[Exercise]: Copy every record exactly, and keep the pictures out.

[Data provided]:
▬▬▬▬▬▬

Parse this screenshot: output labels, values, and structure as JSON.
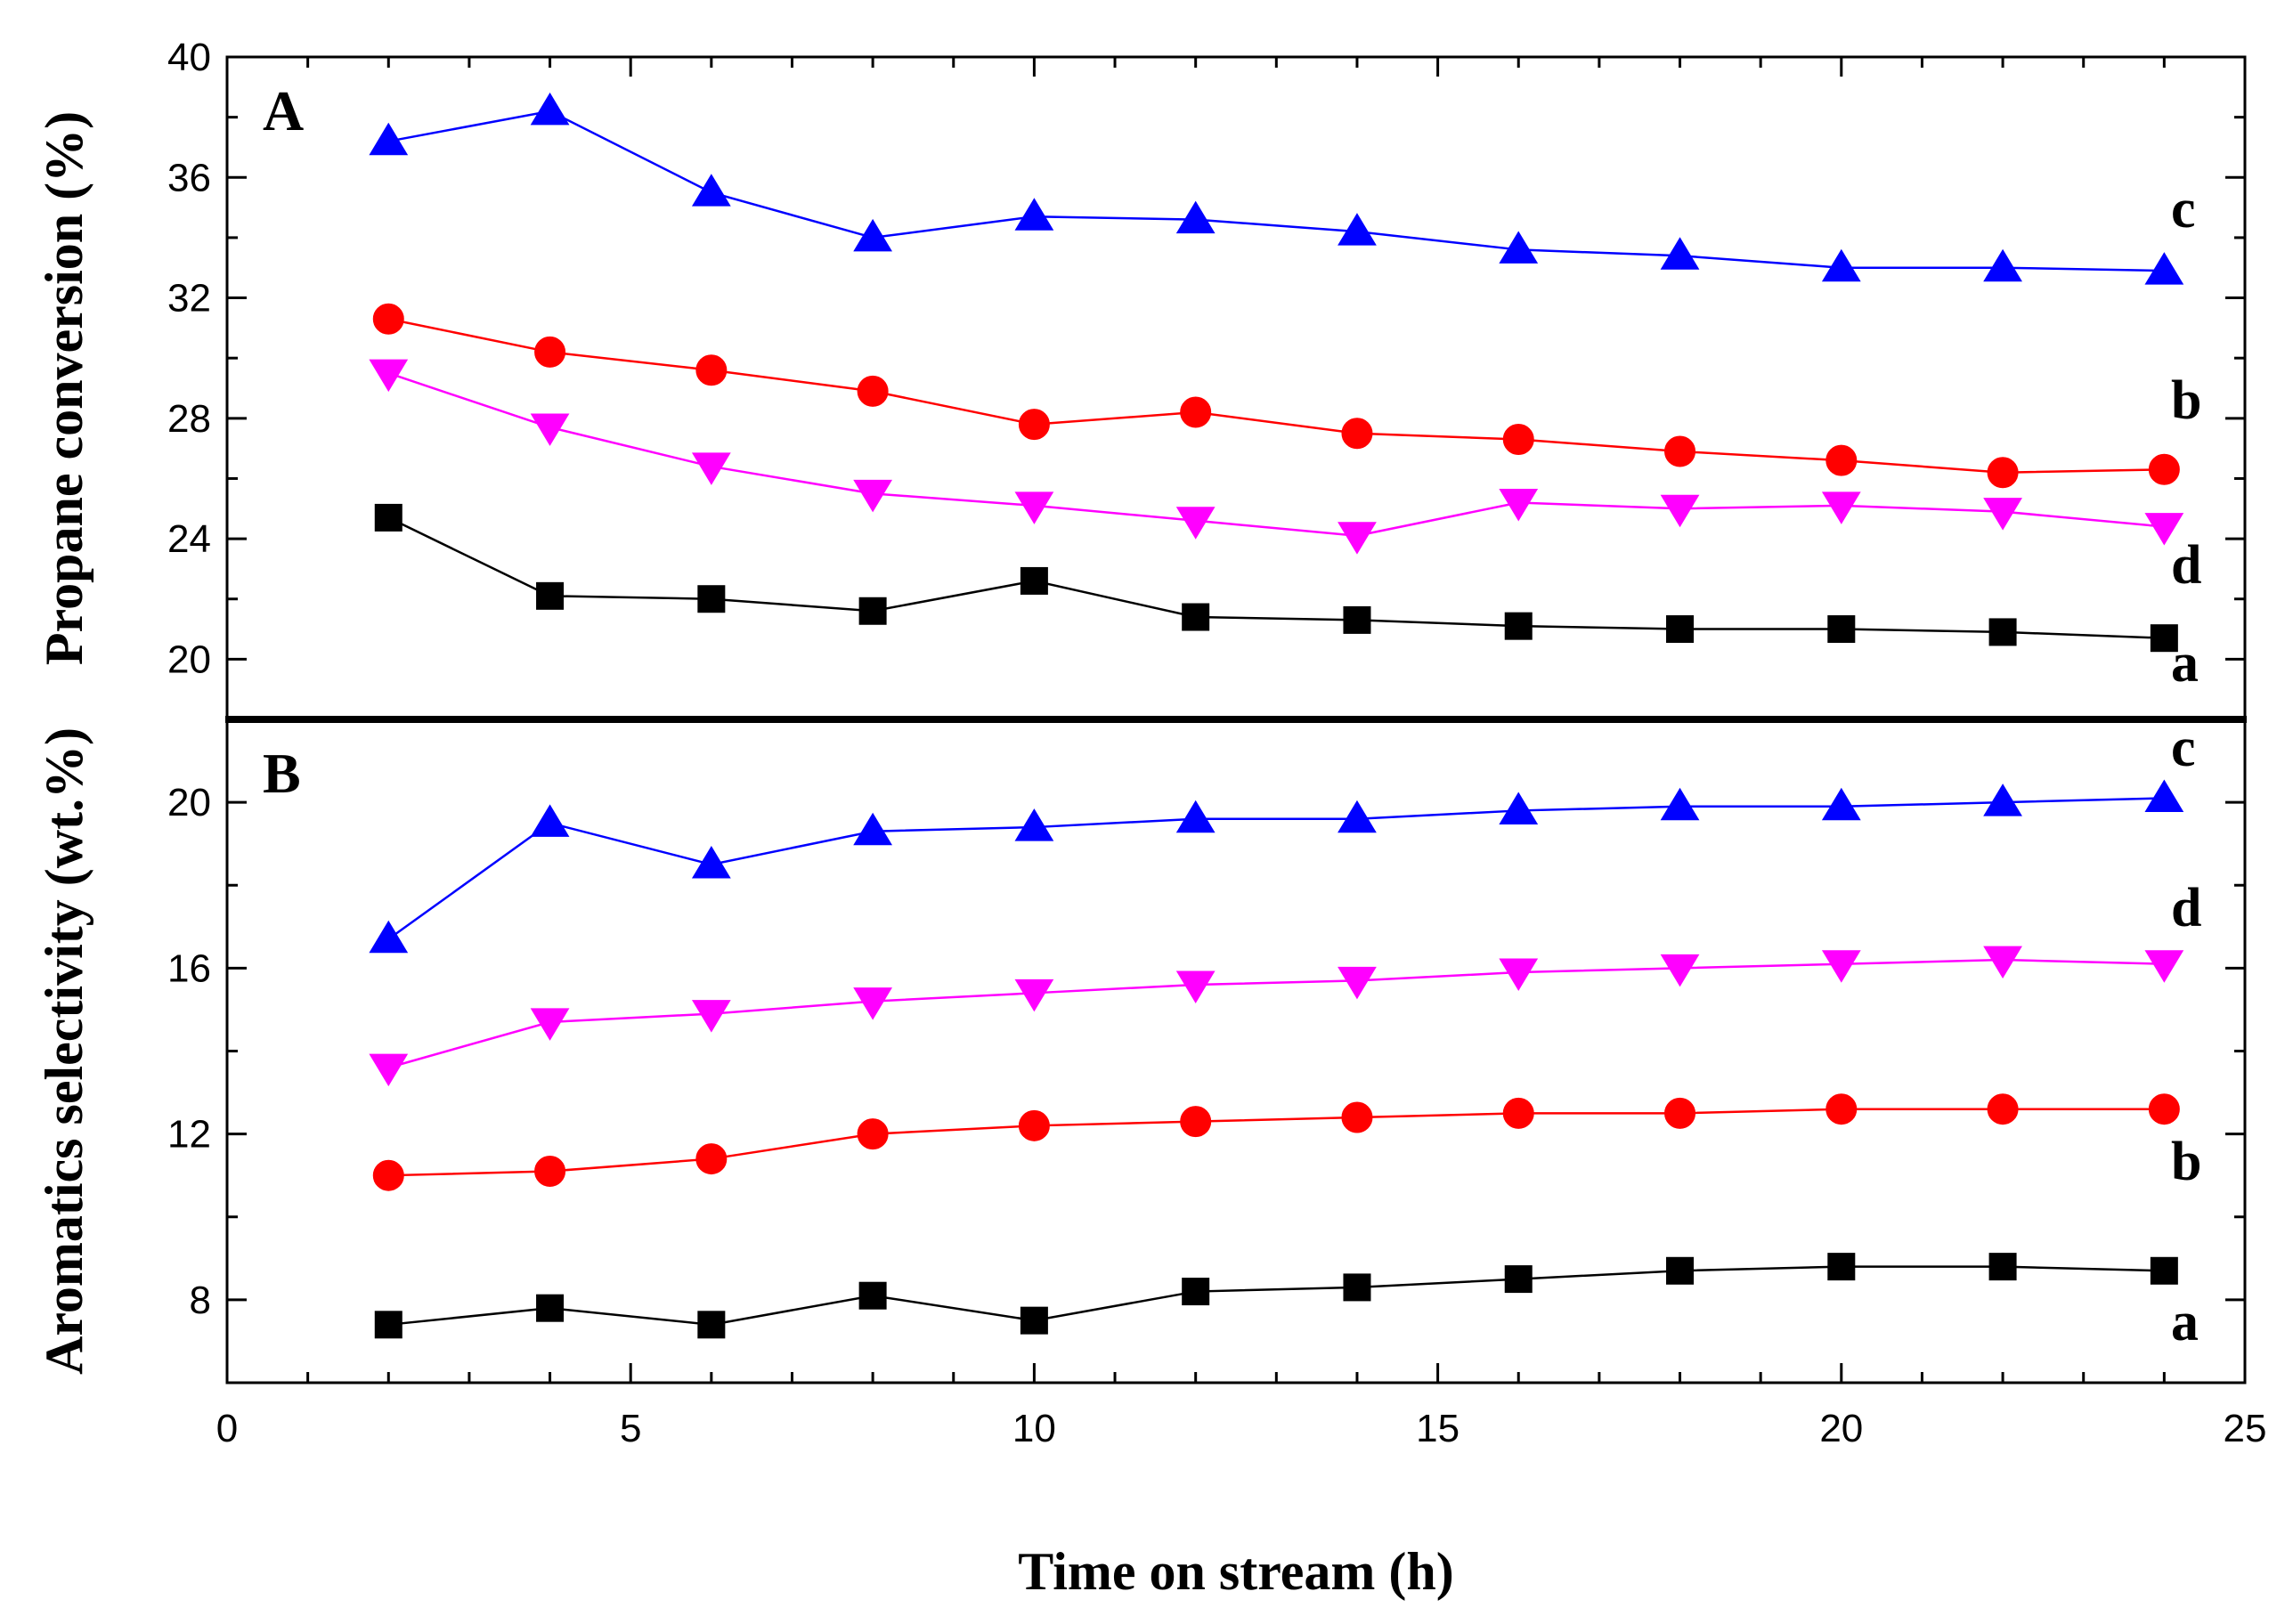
{
  "chart_data": [
    {
      "panel": "A",
      "type": "line",
      "ylabel": "Propane conversion (%)",
      "xlabel": "Time on stream (h)",
      "xlim": [
        0,
        25
      ],
      "ylim": [
        18,
        40
      ],
      "yticks": [
        20,
        24,
        28,
        32,
        36,
        40
      ],
      "x": [
        2,
        4,
        6,
        8,
        10,
        12,
        14,
        16,
        18,
        20,
        22,
        24
      ],
      "series": [
        {
          "name": "a",
          "marker": "square",
          "color": "#000000",
          "values": [
            24.7,
            22.1,
            22.0,
            21.6,
            22.6,
            21.4,
            21.3,
            21.1,
            21.0,
            21.0,
            20.9,
            20.7
          ]
        },
        {
          "name": "b",
          "marker": "circle",
          "color": "#ff0000",
          "values": [
            31.3,
            30.2,
            29.6,
            28.9,
            27.8,
            28.2,
            27.5,
            27.3,
            26.9,
            26.6,
            26.2,
            26.3
          ]
        },
        {
          "name": "c",
          "marker": "triangle-up",
          "color": "#0000ff",
          "values": [
            37.2,
            38.2,
            35.5,
            34.0,
            34.7,
            34.6,
            34.2,
            33.6,
            33.4,
            33.0,
            33.0,
            32.9
          ]
        },
        {
          "name": "d",
          "marker": "triangle-down",
          "color": "#ff00ff",
          "values": [
            29.5,
            27.7,
            26.4,
            25.5,
            25.1,
            24.6,
            24.1,
            25.2,
            25.0,
            25.1,
            24.9,
            24.4
          ]
        }
      ],
      "series_label_order": [
        "c",
        "b",
        "d",
        "a"
      ]
    },
    {
      "panel": "B",
      "type": "line",
      "ylabel": "Aromatics selectivity (wt.%)",
      "xlabel": "Time on stream (h)",
      "xlim": [
        0,
        25
      ],
      "ylim": [
        6,
        22
      ],
      "yticks": [
        8,
        12,
        16,
        20
      ],
      "x": [
        2,
        4,
        6,
        8,
        10,
        12,
        14,
        16,
        18,
        20,
        22,
        24
      ],
      "series": [
        {
          "name": "a",
          "marker": "square",
          "color": "#000000",
          "values": [
            7.4,
            7.8,
            7.4,
            8.1,
            7.5,
            8.2,
            8.3,
            8.5,
            8.7,
            8.8,
            8.8,
            8.7
          ]
        },
        {
          "name": "b",
          "marker": "circle",
          "color": "#ff0000",
          "values": [
            11.0,
            11.1,
            11.4,
            12.0,
            12.2,
            12.3,
            12.4,
            12.5,
            12.5,
            12.6,
            12.6,
            12.6
          ]
        },
        {
          "name": "c",
          "marker": "triangle-up",
          "color": "#0000ff",
          "values": [
            16.7,
            19.5,
            18.5,
            19.3,
            19.4,
            19.6,
            19.6,
            19.8,
            19.9,
            19.9,
            20.0,
            20.1
          ]
        },
        {
          "name": "d",
          "marker": "triangle-down",
          "color": "#ff00ff",
          "values": [
            13.6,
            14.7,
            14.9,
            15.2,
            15.4,
            15.6,
            15.7,
            15.9,
            16.0,
            16.1,
            16.2,
            16.1
          ]
        }
      ],
      "series_label_order": [
        "c",
        "d",
        "b",
        "a"
      ]
    }
  ],
  "x_axis": {
    "title": "Time on stream (h)",
    "ticks": [
      0,
      5,
      10,
      15,
      20,
      25
    ]
  }
}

▬▬▬▬▬▬

[The response]:
Parse this screenshot: output labels, values, and structure as JSON.
{
  "chart_data": [
    {
      "panel": "A",
      "type": "line",
      "ylabel": "Propane conversion (%)",
      "xlabel": "Time on stream (h)",
      "xlim": [
        0,
        25
      ],
      "ylim": [
        18,
        40
      ],
      "yticks": [
        20,
        24,
        28,
        32,
        36,
        40
      ],
      "x": [
        2,
        4,
        6,
        8,
        10,
        12,
        14,
        16,
        18,
        20,
        22,
        24
      ],
      "series": [
        {
          "name": "a",
          "marker": "square",
          "color": "#000000",
          "values": [
            24.7,
            22.1,
            22.0,
            21.6,
            22.6,
            21.4,
            21.3,
            21.1,
            21.0,
            21.0,
            20.9,
            20.7
          ]
        },
        {
          "name": "b",
          "marker": "circle",
          "color": "#ff0000",
          "values": [
            31.3,
            30.2,
            29.6,
            28.9,
            27.8,
            28.2,
            27.5,
            27.3,
            26.9,
            26.6,
            26.2,
            26.3
          ]
        },
        {
          "name": "c",
          "marker": "triangle-up",
          "color": "#0000ff",
          "values": [
            37.2,
            38.2,
            35.5,
            34.0,
            34.7,
            34.6,
            34.2,
            33.6,
            33.4,
            33.0,
            33.0,
            32.9
          ]
        },
        {
          "name": "d",
          "marker": "triangle-down",
          "color": "#ff00ff",
          "values": [
            29.5,
            27.7,
            26.4,
            25.5,
            25.1,
            24.6,
            24.1,
            25.2,
            25.0,
            25.1,
            24.9,
            24.4
          ]
        }
      ],
      "series_label_order": [
        "c",
        "b",
        "d",
        "a"
      ]
    },
    {
      "panel": "B",
      "type": "line",
      "ylabel": "Aromatics selectivity (wt.%)",
      "xlabel": "Time on stream (h)",
      "xlim": [
        0,
        25
      ],
      "ylim": [
        6,
        22
      ],
      "yticks": [
        8,
        12,
        16,
        20
      ],
      "x": [
        2,
        4,
        6,
        8,
        10,
        12,
        14,
        16,
        18,
        20,
        22,
        24
      ],
      "series": [
        {
          "name": "a",
          "marker": "square",
          "color": "#000000",
          "values": [
            7.4,
            7.8,
            7.4,
            8.1,
            7.5,
            8.2,
            8.3,
            8.5,
            8.7,
            8.8,
            8.8,
            8.7
          ]
        },
        {
          "name": "b",
          "marker": "circle",
          "color": "#ff0000",
          "values": [
            11.0,
            11.1,
            11.4,
            12.0,
            12.2,
            12.3,
            12.4,
            12.5,
            12.5,
            12.6,
            12.6,
            12.6
          ]
        },
        {
          "name": "c",
          "marker": "triangle-up",
          "color": "#0000ff",
          "values": [
            16.7,
            19.5,
            18.5,
            19.3,
            19.4,
            19.6,
            19.6,
            19.8,
            19.9,
            19.9,
            20.0,
            20.1
          ]
        },
        {
          "name": "d",
          "marker": "triangle-down",
          "color": "#ff00ff",
          "values": [
            13.6,
            14.7,
            14.9,
            15.2,
            15.4,
            15.6,
            15.7,
            15.9,
            16.0,
            16.1,
            16.2,
            16.1
          ]
        }
      ],
      "series_label_order": [
        "c",
        "d",
        "b",
        "a"
      ]
    }
  ],
  "x_axis": {
    "title": "Time on stream (h)",
    "ticks": [
      0,
      5,
      10,
      15,
      20,
      25
    ]
  }
}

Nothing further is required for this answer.